- [TO DO] Each record below must be returned exactly as shown.

(Figure data in JSON)

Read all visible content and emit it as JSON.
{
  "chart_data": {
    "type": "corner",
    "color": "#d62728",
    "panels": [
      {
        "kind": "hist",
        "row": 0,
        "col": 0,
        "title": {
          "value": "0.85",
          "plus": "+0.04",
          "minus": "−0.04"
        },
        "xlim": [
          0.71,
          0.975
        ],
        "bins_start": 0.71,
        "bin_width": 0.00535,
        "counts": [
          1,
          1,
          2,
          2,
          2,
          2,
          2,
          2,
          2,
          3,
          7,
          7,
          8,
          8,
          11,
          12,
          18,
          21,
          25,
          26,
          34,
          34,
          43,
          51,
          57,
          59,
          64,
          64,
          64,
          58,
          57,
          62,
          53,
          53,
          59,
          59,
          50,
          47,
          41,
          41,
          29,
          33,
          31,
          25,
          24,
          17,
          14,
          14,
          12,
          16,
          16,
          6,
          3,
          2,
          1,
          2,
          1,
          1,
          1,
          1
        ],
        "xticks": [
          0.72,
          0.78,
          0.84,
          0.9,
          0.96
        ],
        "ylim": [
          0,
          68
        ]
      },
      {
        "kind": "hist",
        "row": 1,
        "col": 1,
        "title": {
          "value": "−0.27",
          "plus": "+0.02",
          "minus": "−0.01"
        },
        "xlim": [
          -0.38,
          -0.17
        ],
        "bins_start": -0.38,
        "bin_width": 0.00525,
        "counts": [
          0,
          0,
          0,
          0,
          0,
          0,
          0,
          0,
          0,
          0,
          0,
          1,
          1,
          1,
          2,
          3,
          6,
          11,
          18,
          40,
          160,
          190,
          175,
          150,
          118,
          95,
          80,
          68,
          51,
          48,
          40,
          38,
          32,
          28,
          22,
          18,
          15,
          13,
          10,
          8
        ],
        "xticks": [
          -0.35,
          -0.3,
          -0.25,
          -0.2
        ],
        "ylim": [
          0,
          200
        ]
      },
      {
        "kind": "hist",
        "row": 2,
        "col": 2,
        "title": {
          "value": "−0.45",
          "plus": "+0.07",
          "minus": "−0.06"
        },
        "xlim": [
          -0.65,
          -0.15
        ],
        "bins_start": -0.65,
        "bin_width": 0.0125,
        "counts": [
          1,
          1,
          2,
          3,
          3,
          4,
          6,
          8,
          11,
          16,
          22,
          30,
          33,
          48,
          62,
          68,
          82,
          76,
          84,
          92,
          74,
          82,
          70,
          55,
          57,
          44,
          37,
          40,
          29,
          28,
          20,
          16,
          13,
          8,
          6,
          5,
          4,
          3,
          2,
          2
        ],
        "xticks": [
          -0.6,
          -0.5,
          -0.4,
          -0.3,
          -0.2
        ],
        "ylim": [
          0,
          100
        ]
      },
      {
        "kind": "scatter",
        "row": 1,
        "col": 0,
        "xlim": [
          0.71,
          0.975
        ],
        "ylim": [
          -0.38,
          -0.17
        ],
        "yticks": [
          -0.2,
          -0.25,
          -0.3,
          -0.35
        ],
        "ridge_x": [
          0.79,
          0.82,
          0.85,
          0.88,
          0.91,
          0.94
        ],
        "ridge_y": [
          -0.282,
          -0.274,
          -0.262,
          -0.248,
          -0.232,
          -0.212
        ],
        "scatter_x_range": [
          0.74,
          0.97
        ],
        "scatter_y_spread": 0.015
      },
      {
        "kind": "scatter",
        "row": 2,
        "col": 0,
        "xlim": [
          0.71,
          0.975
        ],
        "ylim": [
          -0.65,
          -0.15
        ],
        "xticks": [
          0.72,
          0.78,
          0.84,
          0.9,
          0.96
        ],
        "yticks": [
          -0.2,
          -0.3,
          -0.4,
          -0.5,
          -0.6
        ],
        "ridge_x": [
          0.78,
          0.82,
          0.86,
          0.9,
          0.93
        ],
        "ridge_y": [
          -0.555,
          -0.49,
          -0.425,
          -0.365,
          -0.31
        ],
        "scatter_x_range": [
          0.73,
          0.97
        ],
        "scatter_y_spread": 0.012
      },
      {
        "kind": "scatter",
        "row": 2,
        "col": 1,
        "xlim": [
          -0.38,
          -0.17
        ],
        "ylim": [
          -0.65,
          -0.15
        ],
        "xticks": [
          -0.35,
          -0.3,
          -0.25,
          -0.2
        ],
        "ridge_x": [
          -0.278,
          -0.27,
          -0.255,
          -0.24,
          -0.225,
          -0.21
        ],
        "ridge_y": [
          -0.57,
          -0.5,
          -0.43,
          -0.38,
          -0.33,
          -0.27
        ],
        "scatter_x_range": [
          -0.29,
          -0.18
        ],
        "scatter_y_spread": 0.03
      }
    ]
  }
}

- [RESULT]
Read all visible content and emit it as JSON.
{
  "chart_data": {
    "type": "corner",
    "color": "#d62728",
    "panels": [
      {
        "kind": "hist",
        "row": 0,
        "col": 0,
        "title": {
          "value": "0.85",
          "plus": "+0.04",
          "minus": "−0.04"
        },
        "xlim": [
          0.71,
          0.975
        ],
        "bins_start": 0.71,
        "bin_width": 0.00535,
        "counts": [
          1,
          1,
          2,
          2,
          2,
          2,
          2,
          2,
          2,
          3,
          7,
          7,
          8,
          8,
          11,
          12,
          18,
          21,
          25,
          26,
          34,
          34,
          43,
          51,
          57,
          59,
          64,
          64,
          64,
          58,
          57,
          62,
          53,
          53,
          59,
          59,
          50,
          47,
          41,
          41,
          29,
          33,
          31,
          25,
          24,
          17,
          14,
          14,
          12,
          16,
          16,
          6,
          3,
          2,
          1,
          2,
          1,
          1,
          1,
          1
        ],
        "xticks": [
          0.72,
          0.78,
          0.84,
          0.9,
          0.96
        ],
        "ylim": [
          0,
          68
        ]
      },
      {
        "kind": "hist",
        "row": 1,
        "col": 1,
        "title": {
          "value": "−0.27",
          "plus": "+0.02",
          "minus": "−0.01"
        },
        "xlim": [
          -0.38,
          -0.17
        ],
        "bins_start": -0.38,
        "bin_width": 0.00525,
        "counts": [
          0,
          0,
          0,
          0,
          0,
          0,
          0,
          0,
          0,
          0,
          0,
          1,
          1,
          1,
          2,
          3,
          6,
          11,
          18,
          40,
          160,
          190,
          175,
          150,
          118,
          95,
          80,
          68,
          51,
          48,
          40,
          38,
          32,
          28,
          22,
          18,
          15,
          13,
          10,
          8
        ],
        "xticks": [
          -0.35,
          -0.3,
          -0.25,
          -0.2
        ],
        "ylim": [
          0,
          200
        ]
      },
      {
        "kind": "hist",
        "row": 2,
        "col": 2,
        "title": {
          "value": "−0.45",
          "plus": "+0.07",
          "minus": "−0.06"
        },
        "xlim": [
          -0.65,
          -0.15
        ],
        "bins_start": -0.65,
        "bin_width": 0.0125,
        "counts": [
          1,
          1,
          2,
          3,
          3,
          4,
          6,
          8,
          11,
          16,
          22,
          30,
          33,
          48,
          62,
          68,
          82,
          76,
          84,
          92,
          74,
          82,
          70,
          55,
          57,
          44,
          37,
          40,
          29,
          28,
          20,
          16,
          13,
          8,
          6,
          5,
          4,
          3,
          2,
          2
        ],
        "xticks": [
          -0.6,
          -0.5,
          -0.4,
          -0.3,
          -0.2
        ],
        "ylim": [
          0,
          100
        ]
      },
      {
        "kind": "scatter",
        "row": 1,
        "col": 0,
        "xlim": [
          0.71,
          0.975
        ],
        "ylim": [
          -0.38,
          -0.17
        ],
        "yticks": [
          -0.2,
          -0.25,
          -0.3,
          -0.35
        ],
        "ridge_x": [
          0.79,
          0.82,
          0.85,
          0.88,
          0.91,
          0.94
        ],
        "ridge_y": [
          -0.282,
          -0.274,
          -0.262,
          -0.248,
          -0.232,
          -0.212
        ],
        "scatter_x_range": [
          0.74,
          0.97
        ],
        "scatter_y_spread": 0.015
      },
      {
        "kind": "scatter",
        "row": 2,
        "col": 0,
        "xlim": [
          0.71,
          0.975
        ],
        "ylim": [
          -0.65,
          -0.15
        ],
        "xticks": [
          0.72,
          0.78,
          0.84,
          0.9,
          0.96
        ],
        "yticks": [
          -0.2,
          -0.3,
          -0.4,
          -0.5,
          -0.6
        ],
        "ridge_x": [
          0.78,
          0.82,
          0.86,
          0.9,
          0.93
        ],
        "ridge_y": [
          -0.555,
          -0.49,
          -0.425,
          -0.365,
          -0.31
        ],
        "scatter_x_range": [
          0.73,
          0.97
        ],
        "scatter_y_spread": 0.012
      },
      {
        "kind": "scatter",
        "row": 2,
        "col": 1,
        "xlim": [
          -0.38,
          -0.17
        ],
        "ylim": [
          -0.65,
          -0.15
        ],
        "xticks": [
          -0.35,
          -0.3,
          -0.25,
          -0.2
        ],
        "ridge_x": [
          -0.278,
          -0.27,
          -0.255,
          -0.24,
          -0.225,
          -0.21
        ],
        "ridge_y": [
          -0.57,
          -0.5,
          -0.43,
          -0.38,
          -0.33,
          -0.27
        ],
        "scatter_x_range": [
          -0.29,
          -0.18
        ],
        "scatter_y_spread": 0.03
      }
    ]
  }
}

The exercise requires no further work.